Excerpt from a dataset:

──────────────────────────────

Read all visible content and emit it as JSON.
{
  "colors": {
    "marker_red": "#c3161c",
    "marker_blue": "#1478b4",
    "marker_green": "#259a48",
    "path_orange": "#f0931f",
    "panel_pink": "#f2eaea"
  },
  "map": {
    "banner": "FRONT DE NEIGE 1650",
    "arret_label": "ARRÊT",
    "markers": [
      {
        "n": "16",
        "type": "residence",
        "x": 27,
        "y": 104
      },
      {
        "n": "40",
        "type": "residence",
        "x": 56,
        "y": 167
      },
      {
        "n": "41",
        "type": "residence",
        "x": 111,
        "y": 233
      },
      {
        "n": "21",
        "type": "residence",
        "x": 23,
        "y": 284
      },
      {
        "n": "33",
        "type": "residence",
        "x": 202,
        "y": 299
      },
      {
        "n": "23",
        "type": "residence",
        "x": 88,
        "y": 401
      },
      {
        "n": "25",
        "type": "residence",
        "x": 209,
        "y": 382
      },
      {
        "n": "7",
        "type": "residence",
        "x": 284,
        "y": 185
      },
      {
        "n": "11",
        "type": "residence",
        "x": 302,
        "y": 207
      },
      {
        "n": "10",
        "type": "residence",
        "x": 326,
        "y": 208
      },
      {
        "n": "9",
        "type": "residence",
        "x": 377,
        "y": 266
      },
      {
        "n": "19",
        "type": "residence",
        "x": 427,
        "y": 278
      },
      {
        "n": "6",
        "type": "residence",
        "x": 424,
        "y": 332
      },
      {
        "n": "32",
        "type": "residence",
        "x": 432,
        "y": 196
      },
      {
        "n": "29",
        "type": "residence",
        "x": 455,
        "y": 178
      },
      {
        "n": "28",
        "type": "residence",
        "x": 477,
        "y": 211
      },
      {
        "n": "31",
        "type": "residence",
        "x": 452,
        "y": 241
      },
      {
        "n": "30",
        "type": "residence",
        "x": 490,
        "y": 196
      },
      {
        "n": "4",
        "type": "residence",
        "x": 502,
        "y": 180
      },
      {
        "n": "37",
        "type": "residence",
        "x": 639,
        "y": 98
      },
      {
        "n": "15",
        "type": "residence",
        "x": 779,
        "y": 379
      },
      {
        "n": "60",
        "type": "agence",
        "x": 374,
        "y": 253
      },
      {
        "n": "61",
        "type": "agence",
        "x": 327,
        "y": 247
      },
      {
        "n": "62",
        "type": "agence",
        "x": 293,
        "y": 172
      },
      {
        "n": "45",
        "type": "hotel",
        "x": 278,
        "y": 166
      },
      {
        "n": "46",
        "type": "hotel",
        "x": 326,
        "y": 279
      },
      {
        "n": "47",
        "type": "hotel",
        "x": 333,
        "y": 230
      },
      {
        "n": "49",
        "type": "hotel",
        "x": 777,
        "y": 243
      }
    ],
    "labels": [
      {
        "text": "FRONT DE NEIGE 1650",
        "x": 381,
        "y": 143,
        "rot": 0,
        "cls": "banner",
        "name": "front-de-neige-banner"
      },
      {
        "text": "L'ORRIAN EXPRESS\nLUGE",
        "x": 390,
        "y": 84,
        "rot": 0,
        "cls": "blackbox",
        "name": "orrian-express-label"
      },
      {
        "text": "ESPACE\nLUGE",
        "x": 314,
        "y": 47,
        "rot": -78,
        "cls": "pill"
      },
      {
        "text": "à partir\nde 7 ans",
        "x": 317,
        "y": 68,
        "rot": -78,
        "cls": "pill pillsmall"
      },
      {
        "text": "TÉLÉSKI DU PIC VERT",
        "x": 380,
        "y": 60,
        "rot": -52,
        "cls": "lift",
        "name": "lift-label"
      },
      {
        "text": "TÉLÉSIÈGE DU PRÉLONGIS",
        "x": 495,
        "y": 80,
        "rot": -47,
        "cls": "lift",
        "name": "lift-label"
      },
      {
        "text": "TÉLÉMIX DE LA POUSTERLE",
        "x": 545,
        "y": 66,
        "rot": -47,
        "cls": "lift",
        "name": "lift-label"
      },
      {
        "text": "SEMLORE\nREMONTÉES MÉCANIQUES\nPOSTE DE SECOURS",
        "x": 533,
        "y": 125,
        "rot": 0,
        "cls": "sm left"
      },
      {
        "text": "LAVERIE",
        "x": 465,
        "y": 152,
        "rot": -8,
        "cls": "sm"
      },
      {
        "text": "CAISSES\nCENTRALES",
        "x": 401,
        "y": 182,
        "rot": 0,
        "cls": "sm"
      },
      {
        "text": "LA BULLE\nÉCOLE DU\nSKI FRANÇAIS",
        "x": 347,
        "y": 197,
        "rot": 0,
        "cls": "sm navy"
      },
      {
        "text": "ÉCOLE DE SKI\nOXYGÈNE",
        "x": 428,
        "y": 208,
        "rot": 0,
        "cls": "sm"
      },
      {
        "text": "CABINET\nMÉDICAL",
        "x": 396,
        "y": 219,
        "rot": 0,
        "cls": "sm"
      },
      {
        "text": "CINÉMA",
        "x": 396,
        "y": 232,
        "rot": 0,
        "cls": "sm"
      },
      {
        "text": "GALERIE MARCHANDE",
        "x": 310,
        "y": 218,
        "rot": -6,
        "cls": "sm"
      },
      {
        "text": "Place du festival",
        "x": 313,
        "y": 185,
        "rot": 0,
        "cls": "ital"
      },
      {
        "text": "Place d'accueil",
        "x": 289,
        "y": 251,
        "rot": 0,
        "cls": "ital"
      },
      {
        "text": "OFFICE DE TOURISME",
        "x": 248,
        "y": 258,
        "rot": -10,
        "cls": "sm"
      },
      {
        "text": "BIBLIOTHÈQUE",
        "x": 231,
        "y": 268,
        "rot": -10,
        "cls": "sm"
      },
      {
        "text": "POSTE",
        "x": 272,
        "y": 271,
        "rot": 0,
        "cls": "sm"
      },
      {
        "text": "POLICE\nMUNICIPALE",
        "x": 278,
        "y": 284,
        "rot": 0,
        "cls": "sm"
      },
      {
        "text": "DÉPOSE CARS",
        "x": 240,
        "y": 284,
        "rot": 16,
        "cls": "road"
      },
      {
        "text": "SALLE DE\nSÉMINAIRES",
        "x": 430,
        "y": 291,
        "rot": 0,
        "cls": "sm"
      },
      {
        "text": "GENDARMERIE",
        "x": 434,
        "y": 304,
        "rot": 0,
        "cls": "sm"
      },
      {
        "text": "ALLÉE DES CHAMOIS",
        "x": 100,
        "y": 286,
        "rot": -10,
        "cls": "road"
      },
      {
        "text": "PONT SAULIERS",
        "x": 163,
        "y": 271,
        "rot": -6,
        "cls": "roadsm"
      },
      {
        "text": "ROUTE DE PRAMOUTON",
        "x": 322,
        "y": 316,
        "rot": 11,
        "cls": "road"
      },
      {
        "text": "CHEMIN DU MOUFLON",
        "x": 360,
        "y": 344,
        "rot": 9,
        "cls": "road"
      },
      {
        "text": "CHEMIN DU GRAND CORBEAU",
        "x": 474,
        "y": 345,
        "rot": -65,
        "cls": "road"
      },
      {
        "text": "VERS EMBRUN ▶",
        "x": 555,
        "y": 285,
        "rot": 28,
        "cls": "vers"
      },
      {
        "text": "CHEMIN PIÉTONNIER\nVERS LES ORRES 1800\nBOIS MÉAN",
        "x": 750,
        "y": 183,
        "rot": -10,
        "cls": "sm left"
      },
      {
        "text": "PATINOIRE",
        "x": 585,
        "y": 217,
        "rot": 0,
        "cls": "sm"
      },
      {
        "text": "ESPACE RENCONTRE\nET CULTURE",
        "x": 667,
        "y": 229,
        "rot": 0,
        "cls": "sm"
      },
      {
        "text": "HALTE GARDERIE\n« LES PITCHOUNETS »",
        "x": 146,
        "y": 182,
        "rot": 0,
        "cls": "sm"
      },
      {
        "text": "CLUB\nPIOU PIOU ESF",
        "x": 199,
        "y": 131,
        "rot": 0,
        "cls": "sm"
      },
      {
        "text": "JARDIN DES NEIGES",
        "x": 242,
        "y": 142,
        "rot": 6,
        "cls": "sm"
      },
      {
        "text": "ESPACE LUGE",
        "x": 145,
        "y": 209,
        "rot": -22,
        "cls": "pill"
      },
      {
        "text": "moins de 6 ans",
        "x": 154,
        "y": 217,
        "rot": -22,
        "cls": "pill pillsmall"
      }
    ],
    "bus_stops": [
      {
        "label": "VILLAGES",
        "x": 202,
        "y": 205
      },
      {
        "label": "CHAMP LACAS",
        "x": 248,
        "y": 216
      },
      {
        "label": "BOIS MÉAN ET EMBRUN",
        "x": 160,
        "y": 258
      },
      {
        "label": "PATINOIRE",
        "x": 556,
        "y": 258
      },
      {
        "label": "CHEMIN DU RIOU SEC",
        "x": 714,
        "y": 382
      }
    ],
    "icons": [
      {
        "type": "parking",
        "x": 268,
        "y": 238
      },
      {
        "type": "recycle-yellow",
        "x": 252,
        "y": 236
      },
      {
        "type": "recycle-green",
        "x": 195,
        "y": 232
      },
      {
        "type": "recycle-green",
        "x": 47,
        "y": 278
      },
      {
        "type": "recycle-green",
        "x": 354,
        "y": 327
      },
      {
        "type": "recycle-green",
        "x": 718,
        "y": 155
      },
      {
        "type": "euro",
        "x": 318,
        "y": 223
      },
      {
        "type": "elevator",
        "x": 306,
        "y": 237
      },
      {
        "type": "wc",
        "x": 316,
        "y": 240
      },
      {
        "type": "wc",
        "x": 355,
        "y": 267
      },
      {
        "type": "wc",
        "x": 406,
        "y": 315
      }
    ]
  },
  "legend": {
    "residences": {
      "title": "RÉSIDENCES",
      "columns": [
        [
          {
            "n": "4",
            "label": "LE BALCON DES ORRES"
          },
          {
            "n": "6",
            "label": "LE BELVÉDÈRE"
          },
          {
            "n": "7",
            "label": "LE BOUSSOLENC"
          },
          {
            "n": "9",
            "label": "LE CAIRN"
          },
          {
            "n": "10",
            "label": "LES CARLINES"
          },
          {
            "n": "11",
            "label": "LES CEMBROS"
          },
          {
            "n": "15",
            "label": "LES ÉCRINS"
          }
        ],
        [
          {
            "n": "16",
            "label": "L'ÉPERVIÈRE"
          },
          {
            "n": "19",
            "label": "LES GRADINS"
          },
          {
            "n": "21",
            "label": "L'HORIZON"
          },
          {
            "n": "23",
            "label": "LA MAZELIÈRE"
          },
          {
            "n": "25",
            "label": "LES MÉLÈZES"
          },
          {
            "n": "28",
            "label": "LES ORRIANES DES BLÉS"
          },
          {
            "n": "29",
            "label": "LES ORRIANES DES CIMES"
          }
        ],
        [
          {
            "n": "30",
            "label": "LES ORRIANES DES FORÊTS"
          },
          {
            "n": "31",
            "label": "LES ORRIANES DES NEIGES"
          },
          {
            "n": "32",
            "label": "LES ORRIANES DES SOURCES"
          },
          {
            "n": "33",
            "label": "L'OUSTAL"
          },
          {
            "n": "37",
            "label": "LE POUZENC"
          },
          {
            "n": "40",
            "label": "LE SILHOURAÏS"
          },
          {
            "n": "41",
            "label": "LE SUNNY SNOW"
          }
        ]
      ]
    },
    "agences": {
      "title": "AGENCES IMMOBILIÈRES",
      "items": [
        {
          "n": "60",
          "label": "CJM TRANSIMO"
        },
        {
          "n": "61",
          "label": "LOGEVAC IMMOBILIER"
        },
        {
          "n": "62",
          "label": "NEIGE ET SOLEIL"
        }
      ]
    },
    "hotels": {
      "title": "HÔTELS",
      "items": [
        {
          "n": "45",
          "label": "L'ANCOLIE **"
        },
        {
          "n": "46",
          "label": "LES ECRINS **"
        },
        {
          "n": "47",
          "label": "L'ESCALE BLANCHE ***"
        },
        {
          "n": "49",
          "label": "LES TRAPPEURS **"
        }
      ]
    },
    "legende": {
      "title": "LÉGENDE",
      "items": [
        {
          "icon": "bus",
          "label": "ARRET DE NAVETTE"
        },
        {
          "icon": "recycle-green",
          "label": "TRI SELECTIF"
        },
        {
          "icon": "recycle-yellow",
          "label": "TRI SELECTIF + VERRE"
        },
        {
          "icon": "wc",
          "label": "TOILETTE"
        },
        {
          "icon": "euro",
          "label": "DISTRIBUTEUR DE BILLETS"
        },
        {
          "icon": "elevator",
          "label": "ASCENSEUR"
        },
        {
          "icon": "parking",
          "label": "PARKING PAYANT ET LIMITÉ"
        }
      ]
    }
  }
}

──────────────────────────────

Out of the material above, select every line that holds the string "ESPACE".

◆ Correct output
        "text": "ESPACE\nLUGE",
        "text": "ESPACE RENCONTRE\nET CULTURE",
        "text": "ESPACE LUGE",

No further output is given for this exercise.